▶ Stated goal:
Write out every entry, unchanged. Skip any picture.

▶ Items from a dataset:

# # # # #

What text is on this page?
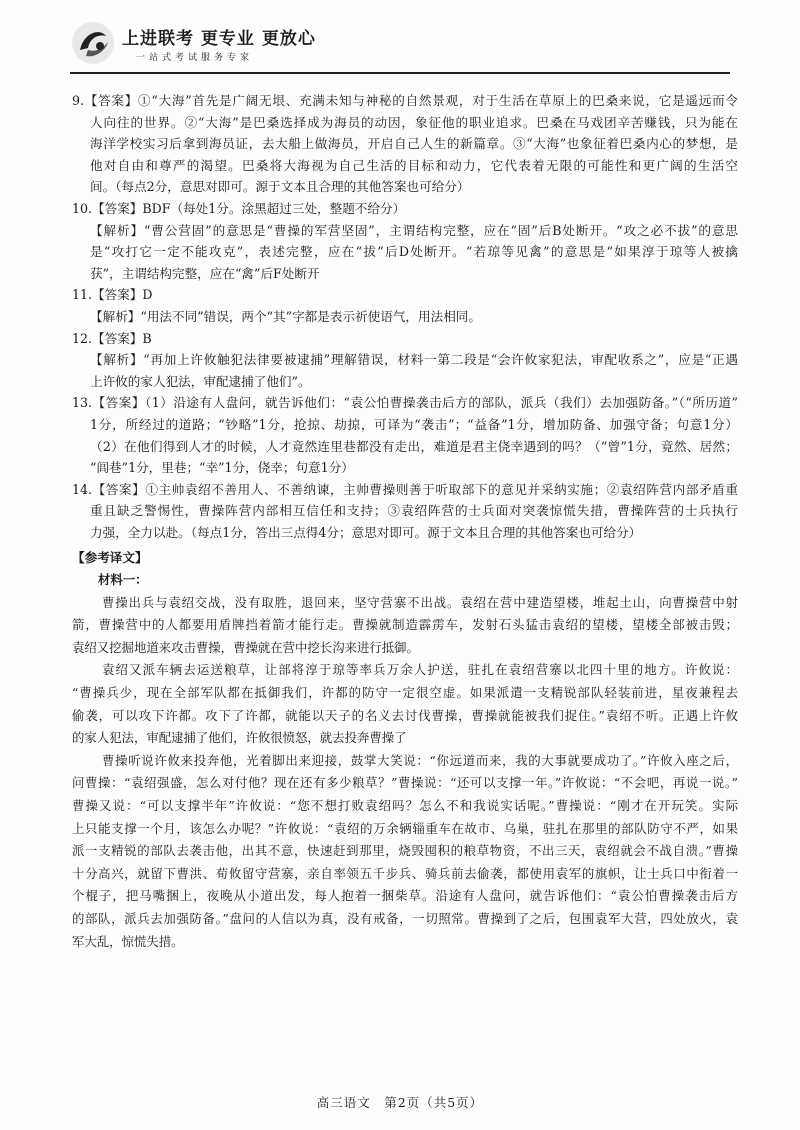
上进联考 更专业 更放心
一站式考试服务专家
9.【答案】①“大海”首先是广阔无垠、充满未知与神秘的自然景观，对于生活在草原上的巴桑来说，它是遥远而令
人向往的世界。②“大海”是巴桑选择成为海员的动因，象征他的职业追求。巴桑在马戏团辛苦赚钱，只为能在
海洋学校实习后拿到海员证，去大船上做海员，开启自己人生的新篇章。③“大海”也象征着巴桑内心的梦想，是
他对自由和尊严的渴望。巴桑将大海视为自己生活的目标和动力，它代表着无限的可能性和更广阔的生活空
间。（每点2分，意思对即可。源于文本且合理的其他答案也可给分）
10.【答案】BDF（每处1分。涂黑超过三处，整题不给分）
【解析】“曹公营固”的意思是“曹操的军营坚固”，主谓结构完整，应在“固”后B处断开。“攻之必不拔”的意思
是“攻打它一定不能攻克”，表述完整，应在“拔”后D处断开。“若琼等见禽”的意思是“如果淳于琼等人被擒
获”，主谓结构完整，应在“禽”后F处断开
11.【答案】D
【解析】“用法不同”错误，两个“其”字都是表示祈使语气，用法相同。
12.【答案】B
【解析】“再加上许攸触犯法律要被逮捕”理解错误，材料一第二段是“会许攸家犯法，审配收系之”，应是“正遇
上许攸的家人犯法，审配逮捕了他们”。
13.【答案】（1）沿途有人盘问，就告诉他们：“袁公怕曹操袭击后方的部队，派兵（我们）去加强防备。”（“所历道”
1分，所经过的道路；“钞略”1分，抢掠、劫掠，可译为“袭击”；“益备”1分，增加防备、加强守备；句意1分）
（2）在他们得到人才的时候，人才竟然连里巷都没有走出，难道是君主侥幸遇到的吗？（“曾”1分，竟然、居然；
“闾巷”1分，里巷；“幸”1分，侥幸；句意1分）
14.【答案】①主帅袁绍不善用人、不善纳谏，主帅曹操则善于听取部下的意见并采纳实施；②袁绍阵营内部矛盾重
重且缺乏警惕性，曹操阵营内部相互信任和支持；③袁绍阵营的士兵面对突袭惊慌失措，曹操阵营的士兵执行
力强，全力以赴。（每点1分，答出三点得4分；意思对即可。源于文本且合理的其他答案也可给分）
【参考译文】
材料一：
曹操出兵与袁绍交战，没有取胜，退回来，坚守营寨不出战。袁绍在营中建造望楼，堆起土山，向曹操营中射
箭，曹操营中的人都要用盾牌挡着箭才能行走。曹操就制造霹雳车，发射石头猛击袁绍的望楼，望楼全部被击毁；
袁绍又挖掘地道来攻击曹操，曹操就在营中挖长沟来进行抵御。
袁绍又派车辆去运送粮草，让部将淳于琼等率兵万余人护送，驻扎在袁绍营寨以北四十里的地方。许攸说：
“曹操兵少，现在全部军队都在抵御我们，许都的防守一定很空虚。如果派遣一支精锐部队轻装前进，星夜兼程去
偷袭，可以攻下许都。攻下了许都，就能以天子的名义去讨伐曹操，曹操就能被我们捉住。”袁绍不听。正遇上许攸
的家人犯法，审配逮捕了他们，许攸很愤怒，就去投奔曹操了
曹操听说许攸来投奔他，光着脚出来迎接，鼓掌大笑说：“你远道而来，我的大事就要成功了。”许攸入座之后，
问曹操：“袁绍强盛，怎么对付他？现在还有多少粮草？”曹操说：“还可以支撑一年。”许攸说：“不会吧，再说一说。”
曹操又说：“可以支撑半年”许攸说：“您不想打败袁绍吗？怎么不和我说实话呢。”曹操说：“刚才在开玩笑。实际
上只能支撑一个月，该怎么办呢？”许攸说：“袁绍的万余辆辎重车在故市、乌巢，驻扎在那里的部队防守不严，如果
派一支精锐的部队去袭击他，出其不意，快速赶到那里，烧毁囤积的粮草物资，不出三天，袁绍就会不战自溃。”曹操
十分高兴，就留下曹洪、荀攸留守营寨，亲自率领五千步兵、骑兵前去偷袭，都使用袁军的旗帜，让士兵口中衔着一
个棍子，把马嘴捆上，夜晚从小道出发，每人抱着一捆柴草。沿途有人盘问，就告诉他们：“袁公怕曹操袭击后方
的部队，派兵去加强防备。”盘问的人信以为真，没有戒备，一切照常。曹操到了之后，包围袁军大营，四处放火，袁
军大乱，惊慌失措。
高三语文　第2页（共5页）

# # # # #

▶ Answer:
What text is on this page?
上进联考 更专业 更放心
一站式考试服务专家
9.【答案】①“大海”首先是广阔无垠、充满未知与神秘的自然景观，对于生活在草原上的巴桑来说，它是遥远而令
人向往的世界。②“大海”是巴桑选择成为海员的动因，象征他的职业追求。巴桑在马戏团辛苦赚钱，只为能在
海洋学校实习后拿到海员证，去大船上做海员，开启自己人生的新篇章。③“大海”也象征着巴桑内心的梦想，是
他对自由和尊严的渴望。巴桑将大海视为自己生活的目标和动力，它代表着无限的可能性和更广阔的生活空
间。（每点2分，意思对即可。源于文本且合理的其他答案也可给分）
10.【答案】BDF（每处1分。涂黑超过三处，整题不给分）
【解析】“曹公营固”的意思是“曹操的军营坚固”，主谓结构完整，应在“固”后B处断开。“攻之必不拔”的意思
是“攻打它一定不能攻克”，表述完整，应在“拔”后D处断开。“若琼等见禽”的意思是“如果淳于琼等人被擒
获”，主谓结构完整，应在“禽”后F处断开
11.【答案】D
【解析】“用法不同”错误，两个“其”字都是表示祈使语气，用法相同。
12.【答案】B
【解析】“再加上许攸触犯法律要被逮捕”理解错误，材料一第二段是“会许攸家犯法，审配收系之”，应是“正遇
上许攸的家人犯法，审配逮捕了他们”。
13.【答案】（1）沿途有人盘问，就告诉他们：“袁公怕曹操袭击后方的部队，派兵（我们）去加强防备。”（“所历道”
1分，所经过的道路；“钞略”1分，抢掠、劫掠，可译为“袭击”；“益备”1分，增加防备、加强守备；句意1分）
（2）在他们得到人才的时候，人才竟然连里巷都没有走出，难道是君主侥幸遇到的吗？（“曾”1分，竟然、居然；
“闾巷”1分，里巷；“幸”1分，侥幸；句意1分）
14.【答案】①主帅袁绍不善用人、不善纳谏，主帅曹操则善于听取部下的意见并采纳实施；②袁绍阵营内部矛盾重
重且缺乏警惕性，曹操阵营内部相互信任和支持；③袁绍阵营的士兵面对突袭惊慌失措，曹操阵营的士兵执行
力强，全力以赴。（每点1分，答出三点得4分；意思对即可。源于文本且合理的其他答案也可给分）
【参考译文】
材料一：
曹操出兵与袁绍交战，没有取胜，退回来，坚守营寨不出战。袁绍在营中建造望楼，堆起土山，向曹操营中射
箭，曹操营中的人都要用盾牌挡着箭才能行走。曹操就制造霹雳车，发射石头猛击袁绍的望楼，望楼全部被击毁；
袁绍又挖掘地道来攻击曹操，曹操就在营中挖长沟来进行抵御。
袁绍又派车辆去运送粮草，让部将淳于琼等率兵万余人护送，驻扎在袁绍营寨以北四十里的地方。许攸说：
“曹操兵少，现在全部军队都在抵御我们，许都的防守一定很空虚。如果派遣一支精锐部队轻装前进，星夜兼程去
偷袭，可以攻下许都。攻下了许都，就能以天子的名义去讨伐曹操，曹操就能被我们捉住。”袁绍不听。正遇上许攸
的家人犯法，审配逮捕了他们，许攸很愤怒，就去投奔曹操了
曹操听说许攸来投奔他，光着脚出来迎接，鼓掌大笑说：“你远道而来，我的大事就要成功了。”许攸入座之后，
问曹操：“袁绍强盛，怎么对付他？现在还有多少粮草？”曹操说：“还可以支撑一年。”许攸说：“不会吧，再说一说。”
曹操又说：“可以支撑半年”许攸说：“您不想打败袁绍吗？怎么不和我说实话呢。”曹操说：“刚才在开玩笑。实际
上只能支撑一个月，该怎么办呢？”许攸说：“袁绍的万余辆辎重车在故市、乌巢，驻扎在那里的部队防守不严，如果
派一支精锐的部队去袭击他，出其不意，快速赶到那里，烧毁囤积的粮草物资，不出三天，袁绍就会不战自溃。”曹操
十分高兴，就留下曹洪、荀攸留守营寨，亲自率领五千步兵、骑兵前去偷袭，都使用袁军的旗帜，让士兵口中衔着一
个棍子，把马嘴捆上，夜晚从小道出发，每人抱着一捆柴草。沿途有人盘问，就告诉他们：“袁公怕曹操袭击后方
的部队，派兵去加强防备。”盘问的人信以为真，没有戒备，一切照常。曹操到了之后，包围袁军大营，四处放火，袁
军大乱，惊慌失措。
高三语文　第2页（共5页）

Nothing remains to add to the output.